# INSTRUCTIONS FOR THE TASK
Go through the entries below and copy each line containing the word "name".

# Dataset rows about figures
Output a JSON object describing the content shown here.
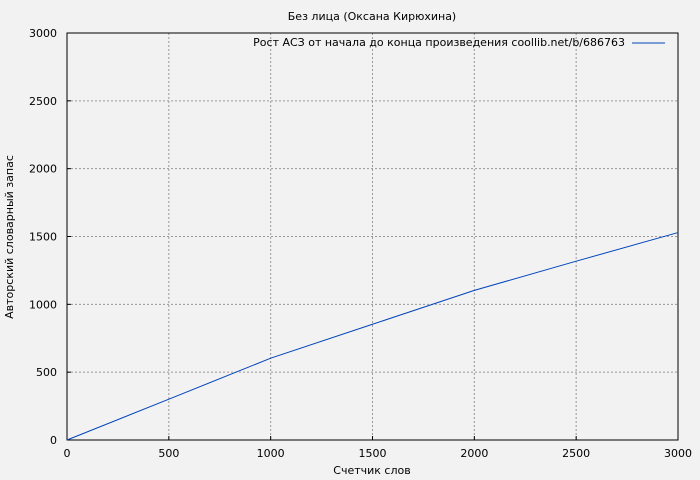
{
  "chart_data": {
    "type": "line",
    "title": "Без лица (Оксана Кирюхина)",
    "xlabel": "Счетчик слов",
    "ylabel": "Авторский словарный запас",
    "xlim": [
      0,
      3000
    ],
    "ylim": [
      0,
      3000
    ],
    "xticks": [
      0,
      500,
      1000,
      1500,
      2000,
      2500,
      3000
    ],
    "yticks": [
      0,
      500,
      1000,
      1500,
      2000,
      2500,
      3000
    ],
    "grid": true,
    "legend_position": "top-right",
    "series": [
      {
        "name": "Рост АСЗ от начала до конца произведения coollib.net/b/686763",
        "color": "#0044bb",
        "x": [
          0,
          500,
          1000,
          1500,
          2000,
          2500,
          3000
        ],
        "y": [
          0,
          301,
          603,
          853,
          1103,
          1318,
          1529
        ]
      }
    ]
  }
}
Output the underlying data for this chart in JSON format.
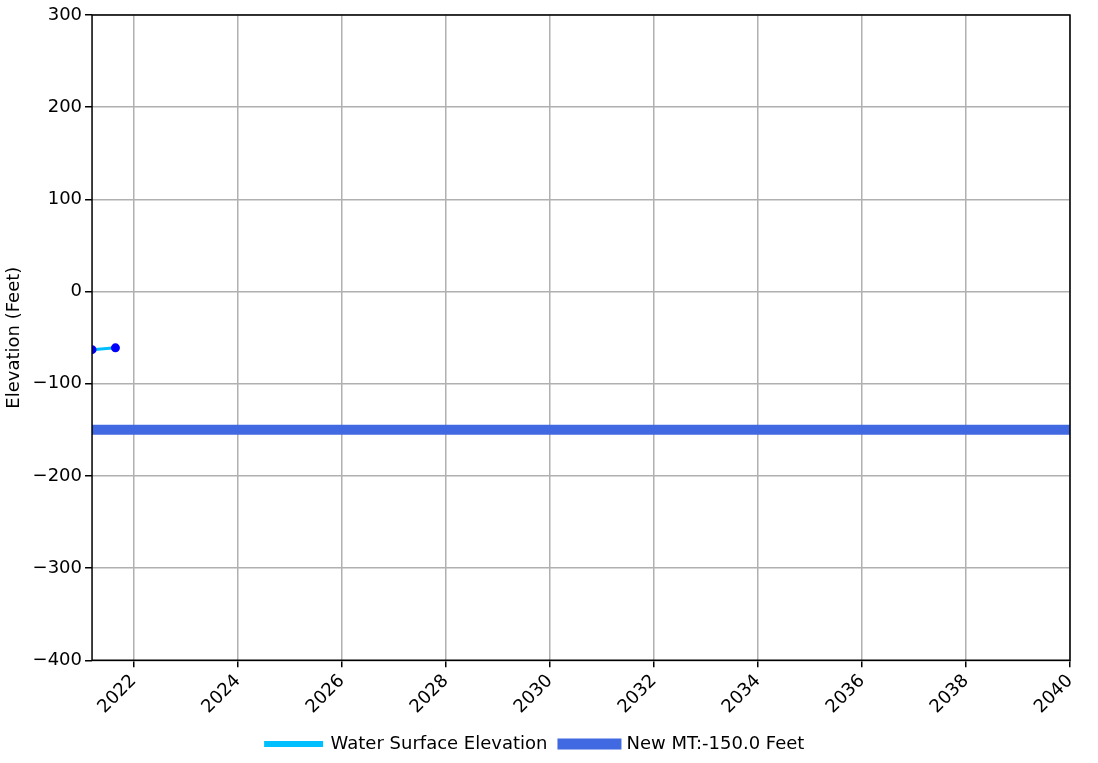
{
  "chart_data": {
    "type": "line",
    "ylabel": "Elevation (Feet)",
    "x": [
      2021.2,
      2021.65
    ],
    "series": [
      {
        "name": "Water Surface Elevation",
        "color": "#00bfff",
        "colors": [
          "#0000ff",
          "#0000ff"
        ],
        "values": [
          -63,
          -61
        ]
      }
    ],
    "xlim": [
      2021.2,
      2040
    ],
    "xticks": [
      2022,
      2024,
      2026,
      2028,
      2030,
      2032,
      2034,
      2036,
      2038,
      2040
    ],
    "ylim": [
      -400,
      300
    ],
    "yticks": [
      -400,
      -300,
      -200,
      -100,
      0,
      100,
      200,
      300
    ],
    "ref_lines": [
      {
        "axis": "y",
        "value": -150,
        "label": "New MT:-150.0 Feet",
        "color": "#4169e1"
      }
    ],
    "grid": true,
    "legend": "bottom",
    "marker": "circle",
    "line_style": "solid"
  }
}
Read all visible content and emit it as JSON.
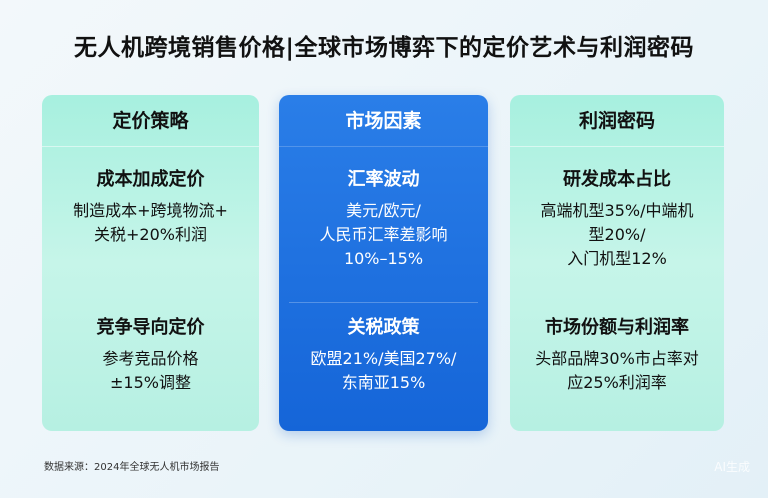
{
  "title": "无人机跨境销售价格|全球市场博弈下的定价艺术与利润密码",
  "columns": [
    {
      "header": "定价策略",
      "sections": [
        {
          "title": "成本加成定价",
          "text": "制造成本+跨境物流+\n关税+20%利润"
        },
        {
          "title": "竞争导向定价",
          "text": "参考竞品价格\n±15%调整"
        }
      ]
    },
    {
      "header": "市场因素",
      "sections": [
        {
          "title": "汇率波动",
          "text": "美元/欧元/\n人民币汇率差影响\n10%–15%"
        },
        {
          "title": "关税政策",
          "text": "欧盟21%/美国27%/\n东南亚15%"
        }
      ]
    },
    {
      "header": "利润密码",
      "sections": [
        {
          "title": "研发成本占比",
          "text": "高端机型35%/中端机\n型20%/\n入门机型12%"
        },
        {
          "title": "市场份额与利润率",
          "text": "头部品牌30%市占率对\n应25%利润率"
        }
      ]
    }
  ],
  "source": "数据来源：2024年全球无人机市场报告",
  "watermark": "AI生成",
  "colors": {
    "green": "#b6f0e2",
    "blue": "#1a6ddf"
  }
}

# CORRECT RESPONSE
        "name": "Рост АСЗ от начала до конца произведения coollib.net/b/686763",
        "name": "Water Surface Elevation",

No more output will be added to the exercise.